[Layout element entries]
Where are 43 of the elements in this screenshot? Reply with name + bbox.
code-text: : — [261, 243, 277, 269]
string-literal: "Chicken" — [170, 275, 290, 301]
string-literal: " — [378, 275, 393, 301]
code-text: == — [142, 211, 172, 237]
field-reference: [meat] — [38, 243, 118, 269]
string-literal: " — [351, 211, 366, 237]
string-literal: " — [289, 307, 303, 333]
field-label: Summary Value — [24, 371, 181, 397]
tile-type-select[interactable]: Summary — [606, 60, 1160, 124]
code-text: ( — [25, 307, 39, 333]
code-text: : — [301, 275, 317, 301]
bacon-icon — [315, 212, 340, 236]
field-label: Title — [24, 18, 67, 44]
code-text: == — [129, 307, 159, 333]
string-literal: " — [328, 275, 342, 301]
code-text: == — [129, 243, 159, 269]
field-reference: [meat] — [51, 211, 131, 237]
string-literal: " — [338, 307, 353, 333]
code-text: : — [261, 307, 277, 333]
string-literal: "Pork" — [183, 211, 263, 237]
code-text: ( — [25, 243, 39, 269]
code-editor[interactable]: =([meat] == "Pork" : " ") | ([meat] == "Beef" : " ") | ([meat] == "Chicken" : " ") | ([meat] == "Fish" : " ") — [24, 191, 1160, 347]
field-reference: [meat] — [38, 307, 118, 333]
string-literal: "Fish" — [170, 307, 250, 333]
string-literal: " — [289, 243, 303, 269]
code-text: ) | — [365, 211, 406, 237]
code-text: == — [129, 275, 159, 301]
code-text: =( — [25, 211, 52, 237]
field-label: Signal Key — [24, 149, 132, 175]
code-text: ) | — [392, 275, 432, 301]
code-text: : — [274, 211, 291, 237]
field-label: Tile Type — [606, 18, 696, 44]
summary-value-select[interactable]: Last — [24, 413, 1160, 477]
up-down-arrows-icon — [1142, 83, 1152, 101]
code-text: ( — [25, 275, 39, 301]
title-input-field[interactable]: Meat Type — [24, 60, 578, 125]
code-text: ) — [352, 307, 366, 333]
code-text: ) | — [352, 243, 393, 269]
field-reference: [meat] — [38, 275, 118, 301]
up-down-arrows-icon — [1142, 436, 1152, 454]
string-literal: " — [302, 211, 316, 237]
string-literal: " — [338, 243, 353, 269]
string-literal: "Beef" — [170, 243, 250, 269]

■ **Brief**:
Please extract every line of the rows above and reproduce each one word for word.

■ **Reply**:
Where are 43 of the elements in this screenshot? Reply with name + bbox.
code-text: : — [261, 243, 277, 269]
string-literal: "Chicken" — [170, 275, 290, 301]
string-literal: " — [378, 275, 393, 301]
code-text: == — [142, 211, 172, 237]
field-reference: [meat] — [38, 243, 118, 269]
string-literal: " — [351, 211, 366, 237]
string-literal: " — [289, 307, 303, 333]
field-label: Summary Value — [24, 371, 181, 397]
tile-type-select[interactable]: Summary — [606, 60, 1160, 124]
code-text: ( — [25, 307, 39, 333]
code-text: : — [301, 275, 317, 301]
bacon-icon — [315, 212, 340, 236]
field-label: Title — [24, 18, 67, 44]
code-text: == — [129, 307, 159, 333]
string-literal: " — [328, 275, 342, 301]
code-text: == — [129, 243, 159, 269]
field-reference: [meat] — [51, 211, 131, 237]
string-literal: " — [338, 307, 353, 333]
code-text: : — [261, 307, 277, 333]
string-literal: "Pork" — [183, 211, 263, 237]
code-text: ( — [25, 243, 39, 269]
code-editor[interactable]: =([meat] == "Pork" : " ") | ([meat] == "Beef" : " ") | ([meat] == "Chicken" : " ") | ([meat] == "Fish" : " ") — [24, 191, 1160, 347]
field-reference: [meat] — [38, 307, 118, 333]
string-literal: "Fish" — [170, 307, 250, 333]
string-literal: " — [289, 243, 303, 269]
code-text: ) | — [365, 211, 406, 237]
code-text: == — [129, 275, 159, 301]
code-text: =( — [25, 211, 52, 237]
field-label: Signal Key — [24, 149, 132, 175]
code-text: ) | — [392, 275, 432, 301]
code-text: : — [274, 211, 291, 237]
field-label: Tile Type — [606, 18, 696, 44]
summary-value-select[interactable]: Last — [24, 413, 1160, 477]
up-down-arrows-icon — [1142, 83, 1152, 101]
code-text: ( — [25, 275, 39, 301]
title-input-field[interactable]: Meat Type — [24, 60, 578, 125]
code-text: ) — [352, 307, 366, 333]
code-text: ) | — [352, 243, 393, 269]
field-reference: [meat] — [38, 275, 118, 301]
up-down-arrows-icon — [1142, 436, 1152, 454]
string-literal: " — [302, 211, 316, 237]
string-literal: " — [338, 243, 353, 269]
string-literal: "Beef" — [170, 243, 250, 269]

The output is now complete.